Rows showing where elements appear -

__________________________________________________

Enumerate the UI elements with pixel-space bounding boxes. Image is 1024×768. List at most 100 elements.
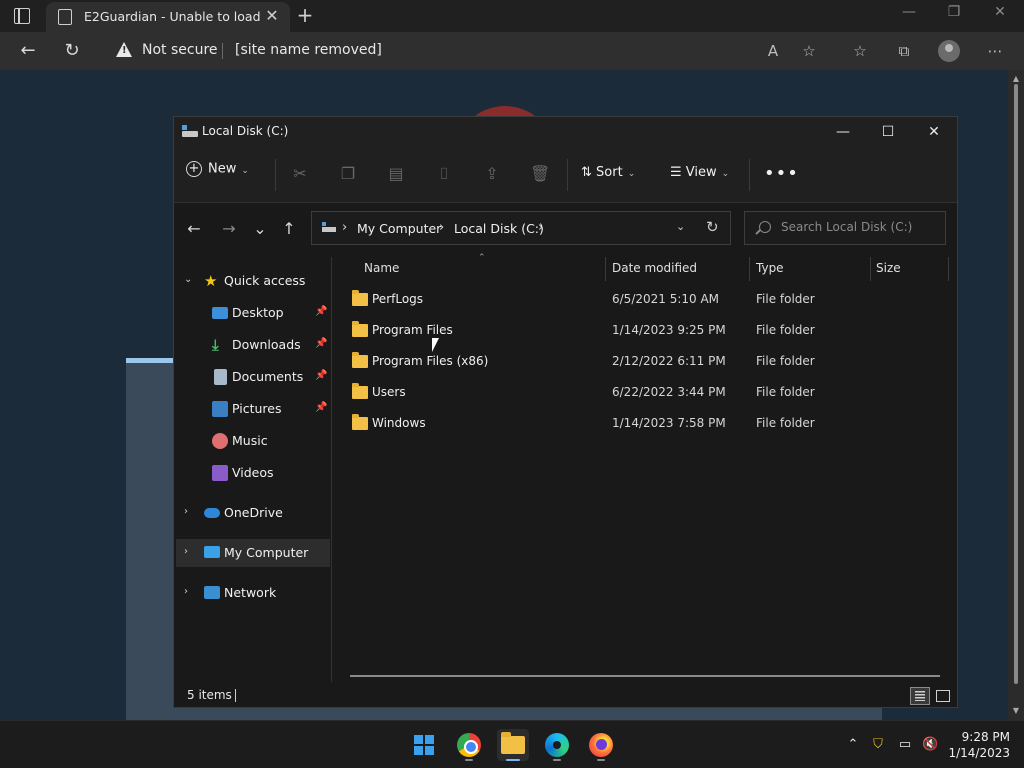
sidebar-item-onedrive[interactable]: › OneDrive bbox=[176, 499, 330, 527]
browser-tab[interactable]: E2Guardian - Unable to load web page ✕ bbox=[46, 2, 290, 32]
collections-icon[interactable]: ⧉ bbox=[893, 40, 915, 62]
sidebar-item-quick-access[interactable]: ⌄ ★ Quick access bbox=[176, 267, 330, 295]
rename-icon[interactable]: ⌷ bbox=[434, 164, 454, 184]
table-row[interactable]: Program Files 1/14/2023 9:25 PM File fol… bbox=[334, 316, 954, 346]
volume-muted-icon[interactable]: 🔇 bbox=[922, 737, 938, 753]
column-header-date-modified[interactable]: Date modified bbox=[612, 261, 697, 275]
security-shield-icon[interactable]: ⛉ bbox=[870, 737, 886, 753]
close-button[interactable]: ✕ bbox=[911, 120, 957, 144]
new-tab-icon[interactable]: + bbox=[295, 3, 315, 27]
column-divider[interactable] bbox=[948, 257, 949, 281]
breadcrumb[interactable]: › My Computer › Local Disk (C:) › ⌄ ↻ bbox=[311, 211, 731, 245]
table-row[interactable]: Users 6/22/2022 3:44 PM File folder bbox=[334, 378, 954, 408]
column-divider[interactable] bbox=[605, 257, 606, 281]
share-icon[interactable]: ⇪ bbox=[482, 164, 502, 184]
scroll-down-icon[interactable]: ▼ bbox=[1011, 706, 1021, 715]
warning-icon[interactable]: ! bbox=[116, 42, 132, 57]
paste-icon[interactable]: ▤ bbox=[386, 164, 406, 184]
sidebar-item-pictures[interactable]: Pictures 📌 bbox=[176, 395, 330, 423]
firefox-icon bbox=[589, 733, 613, 757]
delete-icon[interactable]: 🗑 bbox=[530, 164, 550, 184]
sort-button[interactable]: ⇅ Sort ⌄ bbox=[581, 165, 635, 180]
scroll-thumb[interactable] bbox=[1014, 84, 1018, 684]
drive-icon bbox=[322, 222, 336, 233]
details-view-button[interactable] bbox=[910, 687, 930, 705]
url-field[interactable]: [site name removed] bbox=[235, 42, 382, 58]
large-icons-view-button[interactable] bbox=[934, 687, 952, 705]
address-dropdown-icon[interactable]: ⌄ bbox=[676, 220, 685, 233]
clock-date[interactable]: 1/14/2023 bbox=[948, 746, 1010, 760]
column-header-name[interactable]: Name bbox=[364, 261, 399, 275]
tab-actions-icon[interactable] bbox=[14, 8, 30, 24]
chevron-down-icon[interactable]: ⌄ bbox=[184, 274, 192, 285]
profile-icon[interactable] bbox=[938, 40, 960, 62]
search-box[interactable] bbox=[744, 211, 946, 245]
sidebar-item-documents[interactable]: Documents 📌 bbox=[176, 363, 330, 391]
back-button[interactable]: ← bbox=[182, 218, 206, 240]
favorites-icon[interactable]: ☆ bbox=[849, 40, 871, 62]
refresh-icon[interactable]: ↻ bbox=[706, 218, 719, 236]
sidebar-item-videos[interactable]: Videos bbox=[176, 459, 330, 487]
more-icon[interactable]: ⋯ bbox=[984, 40, 1006, 62]
start-button[interactable] bbox=[408, 729, 440, 761]
sidebar-item-downloads[interactable]: ⤓ Downloads 📌 bbox=[176, 331, 330, 359]
table-row[interactable]: Program Files (x86) 2/12/2022 6:11 PM Fi… bbox=[334, 347, 954, 377]
view-button[interactable]: ☰ View ⌄ bbox=[670, 165, 729, 180]
column-header-type[interactable]: Type bbox=[756, 261, 784, 275]
read-aloud-icon[interactable]: A bbox=[762, 40, 784, 62]
up-button[interactable]: ↑ bbox=[277, 218, 301, 240]
see-more-icon[interactable]: ••• bbox=[764, 163, 799, 184]
table-row[interactable]: Windows 1/14/2023 7:58 PM File folder bbox=[334, 409, 954, 439]
sidebar-item-music[interactable]: Music bbox=[176, 427, 330, 455]
chevron-right-icon[interactable]: › bbox=[439, 220, 444, 235]
sidebar-item-desktop[interactable]: Desktop 📌 bbox=[176, 299, 330, 327]
maximize-button[interactable]: ☐ bbox=[865, 120, 911, 144]
navigation-bar: ← → ⌄ ↑ › My Computer › Local Disk (C:) … bbox=[174, 204, 957, 254]
chevron-right-icon[interactable]: › bbox=[184, 506, 188, 517]
refresh-icon[interactable]: ↻ bbox=[60, 39, 84, 63]
chevron-right-icon[interactable]: › bbox=[184, 546, 188, 557]
column-divider[interactable] bbox=[870, 257, 871, 281]
tab-close-icon[interactable]: ✕ bbox=[264, 6, 280, 26]
taskbar-app-chrome[interactable] bbox=[453, 729, 485, 761]
chevron-right-icon[interactable]: › bbox=[342, 220, 347, 235]
file-type: File folder bbox=[756, 416, 815, 430]
column-header-size[interactable]: Size bbox=[876, 261, 901, 275]
computer-icon bbox=[204, 546, 220, 558]
security-label[interactable]: Not secure bbox=[142, 42, 218, 58]
copy-icon[interactable]: ❐ bbox=[338, 164, 358, 184]
column-divider[interactable] bbox=[749, 257, 750, 281]
breadcrumb-item-local-disk[interactable]: Local Disk (C:) bbox=[454, 221, 544, 236]
item-count: 5 items bbox=[187, 688, 232, 702]
search-input[interactable] bbox=[781, 220, 941, 234]
explorer-title-bar[interactable]: Local Disk (C:) — ☐ ✕ bbox=[174, 117, 957, 147]
scroll-up-icon[interactable]: ▲ bbox=[1011, 74, 1021, 83]
chevron-right-icon[interactable]: › bbox=[184, 586, 188, 597]
chevron-right-icon[interactable]: › bbox=[538, 220, 543, 235]
page-scrollbar[interactable]: ▲ ▼ bbox=[1008, 70, 1024, 720]
add-favorite-icon[interactable]: ☆ bbox=[798, 40, 820, 62]
minimize-button[interactable]: — bbox=[820, 120, 866, 144]
browser-restore-button[interactable]: ❐ bbox=[934, 4, 974, 26]
browser-minimize-button[interactable]: — bbox=[889, 4, 929, 26]
horizontal-scrollbar[interactable] bbox=[350, 675, 940, 677]
file-name: Users bbox=[372, 385, 406, 399]
cut-icon[interactable]: ✂ bbox=[290, 164, 310, 184]
breadcrumb-item-my-computer[interactable]: My Computer bbox=[357, 221, 441, 236]
forward-button[interactable]: → bbox=[217, 218, 241, 240]
clock-time[interactable]: 9:28 PM bbox=[948, 730, 1010, 744]
table-row[interactable]: PerfLogs 6/5/2021 5:10 AM File folder bbox=[334, 285, 954, 315]
recent-locations-icon[interactable]: ⌄ bbox=[248, 218, 272, 240]
show-hidden-icons-icon[interactable]: ⌃ bbox=[845, 737, 861, 753]
network-status-icon[interactable]: ▭ bbox=[897, 737, 913, 753]
pane-divider[interactable] bbox=[331, 257, 332, 682]
sidebar-label: Downloads bbox=[232, 337, 301, 352]
taskbar-app-file-explorer[interactable] bbox=[497, 729, 529, 761]
sidebar-item-my-computer[interactable]: › My Computer bbox=[176, 539, 330, 567]
sidebar-item-network[interactable]: › Network bbox=[176, 579, 330, 607]
new-button[interactable]: + New ⌄ bbox=[186, 161, 249, 187]
browser-close-button[interactable]: ✕ bbox=[980, 4, 1020, 26]
taskbar-app-firefox[interactable] bbox=[585, 729, 617, 761]
back-icon[interactable]: ← bbox=[16, 39, 40, 63]
taskbar-app-edge[interactable] bbox=[541, 729, 573, 761]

__________________________________________________

EXERCISE BRIEF - Count the rows above that contain the string "Disk", treating case as significant, and give only the number.

FINISHED ANSWER - 4